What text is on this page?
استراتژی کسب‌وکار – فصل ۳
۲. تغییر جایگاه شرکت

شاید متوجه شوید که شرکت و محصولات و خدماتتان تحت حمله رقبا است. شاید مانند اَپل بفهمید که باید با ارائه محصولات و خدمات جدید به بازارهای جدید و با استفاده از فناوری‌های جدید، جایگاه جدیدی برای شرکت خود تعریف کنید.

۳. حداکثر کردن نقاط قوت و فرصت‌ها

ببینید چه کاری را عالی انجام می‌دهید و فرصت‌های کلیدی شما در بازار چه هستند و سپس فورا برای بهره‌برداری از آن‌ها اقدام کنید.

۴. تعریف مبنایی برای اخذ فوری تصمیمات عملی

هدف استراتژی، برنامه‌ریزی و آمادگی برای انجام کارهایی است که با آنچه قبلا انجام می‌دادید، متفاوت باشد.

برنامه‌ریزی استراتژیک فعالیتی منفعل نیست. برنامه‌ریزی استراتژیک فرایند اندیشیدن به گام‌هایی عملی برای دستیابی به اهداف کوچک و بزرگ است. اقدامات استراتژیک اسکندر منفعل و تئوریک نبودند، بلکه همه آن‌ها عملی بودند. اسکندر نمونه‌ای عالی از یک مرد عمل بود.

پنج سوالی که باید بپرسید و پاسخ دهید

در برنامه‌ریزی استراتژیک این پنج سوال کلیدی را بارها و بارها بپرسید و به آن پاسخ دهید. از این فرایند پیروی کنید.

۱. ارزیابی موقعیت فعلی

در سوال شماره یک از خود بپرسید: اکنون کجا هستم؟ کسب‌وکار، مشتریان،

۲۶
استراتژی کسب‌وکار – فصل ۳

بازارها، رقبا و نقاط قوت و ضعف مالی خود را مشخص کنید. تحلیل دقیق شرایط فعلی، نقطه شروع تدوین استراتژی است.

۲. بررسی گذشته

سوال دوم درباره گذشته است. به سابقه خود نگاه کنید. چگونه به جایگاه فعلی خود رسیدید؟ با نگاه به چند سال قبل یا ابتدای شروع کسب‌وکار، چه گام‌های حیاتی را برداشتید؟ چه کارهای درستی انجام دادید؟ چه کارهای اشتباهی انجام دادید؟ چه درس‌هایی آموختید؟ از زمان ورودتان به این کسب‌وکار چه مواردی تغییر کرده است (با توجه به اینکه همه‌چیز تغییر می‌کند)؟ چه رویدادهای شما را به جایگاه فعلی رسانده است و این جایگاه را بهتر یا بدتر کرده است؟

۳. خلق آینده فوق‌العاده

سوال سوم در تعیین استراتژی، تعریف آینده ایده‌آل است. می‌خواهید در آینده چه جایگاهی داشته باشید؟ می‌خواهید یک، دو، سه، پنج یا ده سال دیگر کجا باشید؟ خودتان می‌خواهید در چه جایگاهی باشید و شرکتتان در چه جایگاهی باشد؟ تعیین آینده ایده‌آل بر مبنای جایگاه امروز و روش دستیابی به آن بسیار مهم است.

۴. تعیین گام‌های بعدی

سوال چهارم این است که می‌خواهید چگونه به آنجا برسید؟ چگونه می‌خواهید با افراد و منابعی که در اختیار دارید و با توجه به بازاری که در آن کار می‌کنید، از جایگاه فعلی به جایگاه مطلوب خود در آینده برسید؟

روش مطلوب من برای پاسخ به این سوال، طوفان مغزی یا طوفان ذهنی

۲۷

◆ ◆ ◆ ◆ ◆ ◆ ◆

Copy out every line from the data above that has "گذشته" in it.

۲. بررسی گذشته
سوال دوم درباره گذشته است. به سابقه خود نگاه کنید. چگونه به جایگاه فعلی خود رسیدید؟ با نگاه به چند سال قبل یا ابتدای شروع کسب‌وکار، چه گام‌های حیاتی را برداشتید؟ چه کارهای درستی انجام دادید؟ چه کارهای اشتباهی انجام دادید؟ چه درس‌هایی آموختید؟ از زمان ورودتان به این کسب‌وکار چه مواردی تغییر کرده است (با توجه به اینکه همه‌چیز تغییر می‌کند)؟ چه رویدادهای شما را به جایگاه فعلی رسانده است و این جایگاه را بهتر یا بدتر کرده است؟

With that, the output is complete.